Directions for this task:
Write out the entries again, starting with the line with "paste-icon: 📋: [386, 240, 406, 259]" and going on through the line with "menu-item-label-part: olumn Width...: [451, 287, 562, 305]", and swap "kode-cell" for "code-cell" wherever it occurs, with nothing else changed.

Provided records:

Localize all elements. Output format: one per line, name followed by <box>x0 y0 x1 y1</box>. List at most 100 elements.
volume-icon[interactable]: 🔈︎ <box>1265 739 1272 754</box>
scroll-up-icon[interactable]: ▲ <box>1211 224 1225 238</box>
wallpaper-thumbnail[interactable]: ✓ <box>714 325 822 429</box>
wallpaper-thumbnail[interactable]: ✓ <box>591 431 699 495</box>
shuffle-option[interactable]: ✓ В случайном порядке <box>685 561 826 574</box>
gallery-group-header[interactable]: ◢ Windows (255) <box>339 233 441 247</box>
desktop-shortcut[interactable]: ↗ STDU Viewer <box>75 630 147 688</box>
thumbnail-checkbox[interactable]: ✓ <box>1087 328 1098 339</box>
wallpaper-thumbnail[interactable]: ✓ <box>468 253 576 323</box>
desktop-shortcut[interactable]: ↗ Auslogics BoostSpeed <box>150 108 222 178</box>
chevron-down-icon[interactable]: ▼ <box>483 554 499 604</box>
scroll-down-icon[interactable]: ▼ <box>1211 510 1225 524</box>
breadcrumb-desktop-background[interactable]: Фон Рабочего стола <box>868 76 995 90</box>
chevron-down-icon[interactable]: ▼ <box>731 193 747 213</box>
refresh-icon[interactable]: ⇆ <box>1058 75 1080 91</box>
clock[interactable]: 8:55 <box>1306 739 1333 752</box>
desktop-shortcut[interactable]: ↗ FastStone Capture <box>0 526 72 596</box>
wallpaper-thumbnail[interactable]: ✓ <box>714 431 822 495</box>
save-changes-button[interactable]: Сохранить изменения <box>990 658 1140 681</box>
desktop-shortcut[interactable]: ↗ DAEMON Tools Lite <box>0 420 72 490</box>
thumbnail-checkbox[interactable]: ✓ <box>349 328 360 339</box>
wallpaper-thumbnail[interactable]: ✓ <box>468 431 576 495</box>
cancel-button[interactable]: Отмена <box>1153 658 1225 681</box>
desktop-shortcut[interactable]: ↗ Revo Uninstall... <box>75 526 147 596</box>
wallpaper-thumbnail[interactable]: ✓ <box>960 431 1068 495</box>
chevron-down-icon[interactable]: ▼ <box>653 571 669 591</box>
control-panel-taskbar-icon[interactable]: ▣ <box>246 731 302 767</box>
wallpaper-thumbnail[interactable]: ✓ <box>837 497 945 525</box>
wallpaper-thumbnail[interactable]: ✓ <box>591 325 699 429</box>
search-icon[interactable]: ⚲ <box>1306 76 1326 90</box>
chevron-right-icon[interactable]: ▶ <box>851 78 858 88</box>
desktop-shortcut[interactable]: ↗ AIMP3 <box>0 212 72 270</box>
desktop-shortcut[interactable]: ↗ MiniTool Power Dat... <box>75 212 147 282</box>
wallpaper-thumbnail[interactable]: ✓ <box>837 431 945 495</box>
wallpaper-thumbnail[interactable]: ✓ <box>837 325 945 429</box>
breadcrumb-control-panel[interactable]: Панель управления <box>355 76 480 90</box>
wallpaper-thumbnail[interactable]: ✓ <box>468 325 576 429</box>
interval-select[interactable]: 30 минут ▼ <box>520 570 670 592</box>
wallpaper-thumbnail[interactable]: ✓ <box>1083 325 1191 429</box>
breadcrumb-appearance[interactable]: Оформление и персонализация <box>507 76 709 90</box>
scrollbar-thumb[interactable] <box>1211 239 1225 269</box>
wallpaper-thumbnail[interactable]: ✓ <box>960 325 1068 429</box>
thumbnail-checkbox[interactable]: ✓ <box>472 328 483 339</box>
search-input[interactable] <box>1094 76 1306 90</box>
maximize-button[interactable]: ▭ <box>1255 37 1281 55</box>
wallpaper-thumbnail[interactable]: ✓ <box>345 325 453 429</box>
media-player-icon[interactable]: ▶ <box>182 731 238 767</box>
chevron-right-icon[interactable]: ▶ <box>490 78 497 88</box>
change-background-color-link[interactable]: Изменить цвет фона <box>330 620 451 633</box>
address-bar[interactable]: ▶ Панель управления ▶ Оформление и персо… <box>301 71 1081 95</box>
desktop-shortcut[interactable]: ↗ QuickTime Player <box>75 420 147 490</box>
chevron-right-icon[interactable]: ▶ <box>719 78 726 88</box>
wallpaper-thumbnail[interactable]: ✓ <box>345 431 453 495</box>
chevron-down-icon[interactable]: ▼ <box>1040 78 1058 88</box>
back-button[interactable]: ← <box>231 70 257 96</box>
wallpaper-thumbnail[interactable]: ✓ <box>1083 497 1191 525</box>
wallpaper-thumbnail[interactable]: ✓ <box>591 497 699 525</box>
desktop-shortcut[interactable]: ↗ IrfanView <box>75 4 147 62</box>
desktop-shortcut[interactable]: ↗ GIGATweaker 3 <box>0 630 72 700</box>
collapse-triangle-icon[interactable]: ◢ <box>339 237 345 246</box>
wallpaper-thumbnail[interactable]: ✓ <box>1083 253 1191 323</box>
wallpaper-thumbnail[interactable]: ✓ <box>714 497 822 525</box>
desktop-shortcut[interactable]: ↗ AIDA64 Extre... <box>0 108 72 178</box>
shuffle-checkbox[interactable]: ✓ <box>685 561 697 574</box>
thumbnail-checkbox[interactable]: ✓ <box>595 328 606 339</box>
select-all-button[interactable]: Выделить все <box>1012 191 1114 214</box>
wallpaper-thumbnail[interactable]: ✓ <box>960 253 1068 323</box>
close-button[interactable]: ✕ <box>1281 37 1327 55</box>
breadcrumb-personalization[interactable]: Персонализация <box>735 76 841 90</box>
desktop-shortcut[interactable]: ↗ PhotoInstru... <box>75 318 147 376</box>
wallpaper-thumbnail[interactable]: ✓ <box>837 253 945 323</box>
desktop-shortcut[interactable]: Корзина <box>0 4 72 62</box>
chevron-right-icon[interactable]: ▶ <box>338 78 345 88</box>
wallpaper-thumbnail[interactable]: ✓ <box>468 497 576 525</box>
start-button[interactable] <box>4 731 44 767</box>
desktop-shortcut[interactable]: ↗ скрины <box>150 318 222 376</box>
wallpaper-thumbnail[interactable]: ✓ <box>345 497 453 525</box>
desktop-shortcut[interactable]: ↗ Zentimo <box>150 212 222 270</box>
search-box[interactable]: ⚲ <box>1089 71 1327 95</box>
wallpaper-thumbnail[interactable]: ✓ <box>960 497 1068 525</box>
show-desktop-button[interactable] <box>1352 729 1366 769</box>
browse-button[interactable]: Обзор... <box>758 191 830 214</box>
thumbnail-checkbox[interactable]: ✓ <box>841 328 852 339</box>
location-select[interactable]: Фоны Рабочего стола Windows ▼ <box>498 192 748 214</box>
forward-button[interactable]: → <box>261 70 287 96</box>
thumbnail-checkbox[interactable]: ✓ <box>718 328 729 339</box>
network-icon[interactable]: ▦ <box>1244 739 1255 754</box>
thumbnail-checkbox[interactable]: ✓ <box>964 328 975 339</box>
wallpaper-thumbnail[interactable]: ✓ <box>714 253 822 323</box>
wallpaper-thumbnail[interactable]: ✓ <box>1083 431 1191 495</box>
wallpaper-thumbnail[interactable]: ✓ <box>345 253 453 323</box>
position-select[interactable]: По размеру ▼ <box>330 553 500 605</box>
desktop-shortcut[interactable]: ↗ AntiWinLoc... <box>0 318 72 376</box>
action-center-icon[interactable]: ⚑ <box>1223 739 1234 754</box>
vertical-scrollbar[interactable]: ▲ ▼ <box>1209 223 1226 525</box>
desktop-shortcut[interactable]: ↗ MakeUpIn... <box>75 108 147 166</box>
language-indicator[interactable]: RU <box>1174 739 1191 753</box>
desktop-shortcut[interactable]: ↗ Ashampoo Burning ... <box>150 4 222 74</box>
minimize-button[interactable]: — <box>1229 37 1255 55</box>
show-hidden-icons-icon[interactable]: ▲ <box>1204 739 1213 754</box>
---
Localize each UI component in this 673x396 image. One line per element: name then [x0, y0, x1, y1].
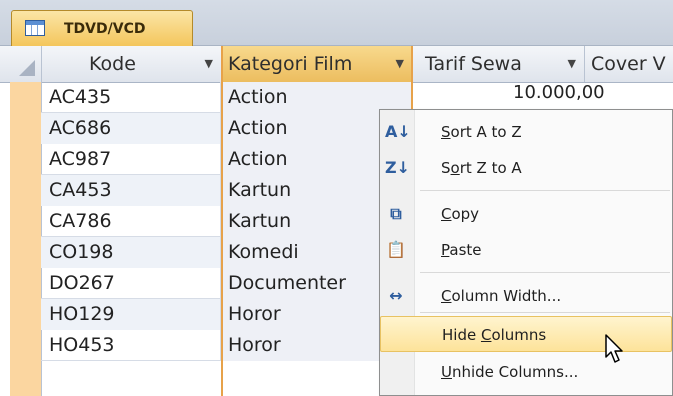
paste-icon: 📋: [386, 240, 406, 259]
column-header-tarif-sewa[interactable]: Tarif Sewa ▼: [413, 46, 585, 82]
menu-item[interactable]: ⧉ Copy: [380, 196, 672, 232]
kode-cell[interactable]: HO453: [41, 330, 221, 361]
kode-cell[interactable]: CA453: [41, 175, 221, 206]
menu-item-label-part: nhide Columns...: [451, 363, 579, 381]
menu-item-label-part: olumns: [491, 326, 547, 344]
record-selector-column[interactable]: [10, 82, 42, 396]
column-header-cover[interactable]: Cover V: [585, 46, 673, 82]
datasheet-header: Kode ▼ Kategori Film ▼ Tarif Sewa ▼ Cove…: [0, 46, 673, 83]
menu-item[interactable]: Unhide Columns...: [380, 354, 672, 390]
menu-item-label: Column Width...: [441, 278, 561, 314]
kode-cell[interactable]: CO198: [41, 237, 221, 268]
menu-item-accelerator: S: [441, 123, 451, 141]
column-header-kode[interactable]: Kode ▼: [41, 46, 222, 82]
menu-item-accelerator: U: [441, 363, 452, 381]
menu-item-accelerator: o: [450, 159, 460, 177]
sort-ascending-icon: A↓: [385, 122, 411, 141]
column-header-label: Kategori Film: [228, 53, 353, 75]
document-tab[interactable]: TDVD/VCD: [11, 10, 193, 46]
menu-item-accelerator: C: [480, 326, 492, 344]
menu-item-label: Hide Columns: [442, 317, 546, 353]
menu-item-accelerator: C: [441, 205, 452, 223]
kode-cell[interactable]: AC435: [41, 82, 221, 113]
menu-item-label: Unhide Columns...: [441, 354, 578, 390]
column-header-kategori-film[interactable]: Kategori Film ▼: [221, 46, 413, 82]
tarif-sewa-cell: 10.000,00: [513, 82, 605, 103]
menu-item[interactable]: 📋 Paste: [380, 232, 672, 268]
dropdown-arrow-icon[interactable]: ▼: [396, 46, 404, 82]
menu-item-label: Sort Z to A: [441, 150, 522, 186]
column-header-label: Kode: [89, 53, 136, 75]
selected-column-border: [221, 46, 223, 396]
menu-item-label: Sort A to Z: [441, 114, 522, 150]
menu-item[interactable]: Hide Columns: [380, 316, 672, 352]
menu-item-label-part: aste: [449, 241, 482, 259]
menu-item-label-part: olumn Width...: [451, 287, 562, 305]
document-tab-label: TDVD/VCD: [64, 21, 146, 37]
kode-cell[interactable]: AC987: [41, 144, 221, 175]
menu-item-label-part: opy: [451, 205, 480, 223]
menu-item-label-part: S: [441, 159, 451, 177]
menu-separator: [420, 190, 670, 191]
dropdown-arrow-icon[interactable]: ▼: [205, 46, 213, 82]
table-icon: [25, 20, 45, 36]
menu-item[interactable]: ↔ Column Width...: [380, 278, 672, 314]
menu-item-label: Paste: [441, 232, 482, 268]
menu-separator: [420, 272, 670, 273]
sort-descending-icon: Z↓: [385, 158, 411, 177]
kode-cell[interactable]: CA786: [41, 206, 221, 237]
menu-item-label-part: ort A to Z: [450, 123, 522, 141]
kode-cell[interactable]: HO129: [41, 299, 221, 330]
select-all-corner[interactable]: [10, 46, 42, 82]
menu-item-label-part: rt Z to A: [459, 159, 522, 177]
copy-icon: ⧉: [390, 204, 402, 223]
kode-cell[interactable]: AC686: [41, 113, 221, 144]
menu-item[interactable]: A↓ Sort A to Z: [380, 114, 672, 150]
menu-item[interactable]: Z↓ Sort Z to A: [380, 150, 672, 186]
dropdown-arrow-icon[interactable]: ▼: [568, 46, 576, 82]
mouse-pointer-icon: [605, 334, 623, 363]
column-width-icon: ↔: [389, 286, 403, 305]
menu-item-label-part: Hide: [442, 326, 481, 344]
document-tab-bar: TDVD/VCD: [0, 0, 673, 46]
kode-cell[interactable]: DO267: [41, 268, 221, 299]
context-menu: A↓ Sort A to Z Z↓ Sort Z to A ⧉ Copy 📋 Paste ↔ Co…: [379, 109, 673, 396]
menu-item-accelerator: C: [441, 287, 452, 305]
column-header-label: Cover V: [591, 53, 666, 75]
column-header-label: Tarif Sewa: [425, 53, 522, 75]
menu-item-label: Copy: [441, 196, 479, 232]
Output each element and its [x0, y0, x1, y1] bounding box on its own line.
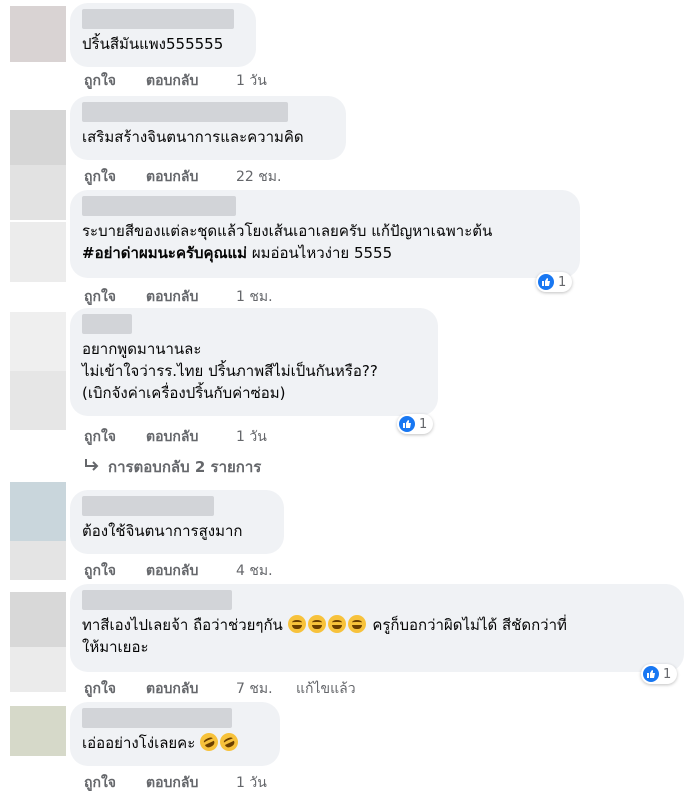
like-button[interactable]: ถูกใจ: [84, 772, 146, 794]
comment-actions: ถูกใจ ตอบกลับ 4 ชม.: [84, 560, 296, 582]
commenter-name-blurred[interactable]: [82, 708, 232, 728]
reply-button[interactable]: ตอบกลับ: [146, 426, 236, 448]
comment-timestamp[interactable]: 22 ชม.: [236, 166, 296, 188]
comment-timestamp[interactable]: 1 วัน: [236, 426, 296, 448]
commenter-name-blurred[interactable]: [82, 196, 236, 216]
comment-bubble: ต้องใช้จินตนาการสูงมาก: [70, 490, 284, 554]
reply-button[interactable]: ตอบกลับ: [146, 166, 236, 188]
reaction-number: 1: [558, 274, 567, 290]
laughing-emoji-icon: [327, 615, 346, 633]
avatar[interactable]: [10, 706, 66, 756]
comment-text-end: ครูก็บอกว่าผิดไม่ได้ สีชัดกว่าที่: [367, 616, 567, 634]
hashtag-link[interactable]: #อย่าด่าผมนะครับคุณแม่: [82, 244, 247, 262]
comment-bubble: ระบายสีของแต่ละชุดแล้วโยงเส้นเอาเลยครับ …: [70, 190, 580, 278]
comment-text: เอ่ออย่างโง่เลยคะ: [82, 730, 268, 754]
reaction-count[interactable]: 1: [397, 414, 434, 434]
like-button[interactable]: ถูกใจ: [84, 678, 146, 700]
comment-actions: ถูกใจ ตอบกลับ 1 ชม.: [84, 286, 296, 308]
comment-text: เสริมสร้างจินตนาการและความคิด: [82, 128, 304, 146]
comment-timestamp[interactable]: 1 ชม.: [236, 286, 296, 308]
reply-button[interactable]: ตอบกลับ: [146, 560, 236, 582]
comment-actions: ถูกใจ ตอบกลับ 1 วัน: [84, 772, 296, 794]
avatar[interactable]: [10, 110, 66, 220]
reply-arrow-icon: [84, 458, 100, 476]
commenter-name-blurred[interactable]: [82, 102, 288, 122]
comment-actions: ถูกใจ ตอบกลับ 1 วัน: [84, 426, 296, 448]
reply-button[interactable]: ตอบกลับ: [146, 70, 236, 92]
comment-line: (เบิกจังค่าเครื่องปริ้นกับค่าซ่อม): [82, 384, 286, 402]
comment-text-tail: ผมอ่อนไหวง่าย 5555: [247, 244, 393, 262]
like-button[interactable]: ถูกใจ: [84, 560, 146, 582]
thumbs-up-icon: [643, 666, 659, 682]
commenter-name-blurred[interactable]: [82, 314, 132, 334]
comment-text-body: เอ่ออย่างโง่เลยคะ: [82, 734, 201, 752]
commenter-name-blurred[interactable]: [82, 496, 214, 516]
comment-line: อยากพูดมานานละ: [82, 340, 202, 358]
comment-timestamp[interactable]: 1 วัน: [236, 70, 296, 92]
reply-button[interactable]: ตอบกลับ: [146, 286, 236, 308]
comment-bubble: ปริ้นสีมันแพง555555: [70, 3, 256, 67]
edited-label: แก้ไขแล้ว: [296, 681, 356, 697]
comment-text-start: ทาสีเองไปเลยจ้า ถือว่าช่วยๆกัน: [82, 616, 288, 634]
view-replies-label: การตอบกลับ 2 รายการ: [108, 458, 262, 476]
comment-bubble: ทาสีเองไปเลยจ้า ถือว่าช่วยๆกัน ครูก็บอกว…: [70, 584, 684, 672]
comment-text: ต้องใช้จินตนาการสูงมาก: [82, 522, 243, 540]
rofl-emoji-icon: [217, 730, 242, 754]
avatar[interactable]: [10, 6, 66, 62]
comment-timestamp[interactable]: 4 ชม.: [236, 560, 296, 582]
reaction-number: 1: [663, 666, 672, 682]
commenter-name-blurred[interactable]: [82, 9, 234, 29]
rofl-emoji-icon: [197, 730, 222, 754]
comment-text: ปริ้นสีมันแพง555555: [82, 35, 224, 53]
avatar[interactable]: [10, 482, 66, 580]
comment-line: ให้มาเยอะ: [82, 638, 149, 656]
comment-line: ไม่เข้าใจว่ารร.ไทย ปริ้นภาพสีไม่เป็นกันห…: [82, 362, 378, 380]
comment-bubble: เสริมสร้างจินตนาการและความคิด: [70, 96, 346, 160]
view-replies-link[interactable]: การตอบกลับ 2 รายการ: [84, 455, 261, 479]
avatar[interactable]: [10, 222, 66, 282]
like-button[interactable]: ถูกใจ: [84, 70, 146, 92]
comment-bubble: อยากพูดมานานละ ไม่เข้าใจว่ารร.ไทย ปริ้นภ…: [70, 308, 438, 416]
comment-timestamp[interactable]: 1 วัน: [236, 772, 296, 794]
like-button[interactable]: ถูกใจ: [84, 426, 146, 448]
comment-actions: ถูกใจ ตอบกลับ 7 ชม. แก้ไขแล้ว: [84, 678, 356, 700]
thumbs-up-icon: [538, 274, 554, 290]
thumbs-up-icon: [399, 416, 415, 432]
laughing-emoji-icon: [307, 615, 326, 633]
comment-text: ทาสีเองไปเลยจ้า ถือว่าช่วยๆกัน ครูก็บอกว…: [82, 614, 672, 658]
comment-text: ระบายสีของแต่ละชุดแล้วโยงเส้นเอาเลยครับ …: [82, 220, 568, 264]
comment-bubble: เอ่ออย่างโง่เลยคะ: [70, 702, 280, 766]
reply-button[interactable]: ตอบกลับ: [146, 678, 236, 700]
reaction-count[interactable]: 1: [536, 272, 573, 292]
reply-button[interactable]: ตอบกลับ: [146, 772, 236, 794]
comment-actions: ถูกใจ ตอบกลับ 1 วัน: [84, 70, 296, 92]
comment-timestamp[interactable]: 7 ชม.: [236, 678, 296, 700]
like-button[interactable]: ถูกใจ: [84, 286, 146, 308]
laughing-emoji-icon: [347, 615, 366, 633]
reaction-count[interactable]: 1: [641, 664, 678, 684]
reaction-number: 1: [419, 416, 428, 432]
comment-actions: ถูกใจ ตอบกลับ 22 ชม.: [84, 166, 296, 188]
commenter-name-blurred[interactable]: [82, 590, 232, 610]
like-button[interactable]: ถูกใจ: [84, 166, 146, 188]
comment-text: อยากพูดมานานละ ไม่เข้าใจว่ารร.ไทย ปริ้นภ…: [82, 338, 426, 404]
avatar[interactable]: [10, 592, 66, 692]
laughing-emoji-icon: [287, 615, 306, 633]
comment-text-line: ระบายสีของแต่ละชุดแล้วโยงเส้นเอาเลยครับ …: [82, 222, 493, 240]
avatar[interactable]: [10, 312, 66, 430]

Response to the exercise:
paste-icon: 📋: [386, 240, 406, 259]
column-header-tarif-sewa[interactable]: Tarif Sewa ▼: [413, 46, 585, 82]
menu-item[interactable]: ⧉ Copy: [380, 196, 672, 232]
code-cell[interactable]: HO453: [41, 330, 221, 361]
code-cell[interactable]: CA453: [41, 175, 221, 206]
menu-item-label-part: nhide Columns...: [451, 363, 579, 381]
menu-item-label-part: olumns: [491, 326, 547, 344]
record-selector-column[interactable]: [10, 82, 42, 396]
column-header-cover[interactable]: Cover V: [585, 46, 673, 82]
datasheet-header: Kode ▼ Kategori Film ▼ Tarif Sewa ▼ Cove…: [0, 46, 673, 83]
menu-item[interactable]: Unhide Columns...: [380, 354, 672, 390]
menu-item-label: Column Width...: [441, 278, 561, 314]
code-cell[interactable]: CO198: [41, 237, 221, 268]
menu-item-accelerator: S: [441, 123, 451, 141]
column-header-kode[interactable]: Kode ▼: [41, 46, 222, 82]
menu-item-accelerator: U: [441, 363, 452, 381]
menu-item-accelerator: o: [450, 159, 460, 177]
sort-ascending-icon: A↓: [385, 122, 411, 141]
column-header-label: Kategori Film: [228, 53, 353, 75]
document-tab[interactable]: TDVD/VCD: [11, 10, 193, 46]
menu-item-accelerator: C: [480, 326, 492, 344]
menu-item-label: Hide Columns: [442, 317, 546, 353]
menu-item-accelerator: C: [441, 205, 452, 223]
code-cell[interactable]: AC435: [41, 82, 221, 113]
menu-item-label: Unhide Columns...: [441, 354, 578, 390]
column-header-kategori-film[interactable]: Kategori Film ▼: [221, 46, 413, 82]
tarif-sewa-cell: 10.000,00: [513, 82, 605, 103]
menu-item[interactable]: 📋 Paste: [380, 232, 672, 268]
dropdown-arrow-icon[interactable]: ▼: [396, 46, 404, 82]
menu-item-label: Sort Z to A: [441, 150, 522, 186]
column-header-label: Kode: [89, 53, 136, 75]
selected-column-border: [221, 46, 223, 396]
menu-item-label: Sort A to Z: [441, 114, 522, 150]
menu-item[interactable]: Hide Columns: [380, 316, 672, 352]
menu-item-label-part: aste: [449, 241, 482, 259]
menu-item-label-part: olumn Width...: [451, 287, 562, 305]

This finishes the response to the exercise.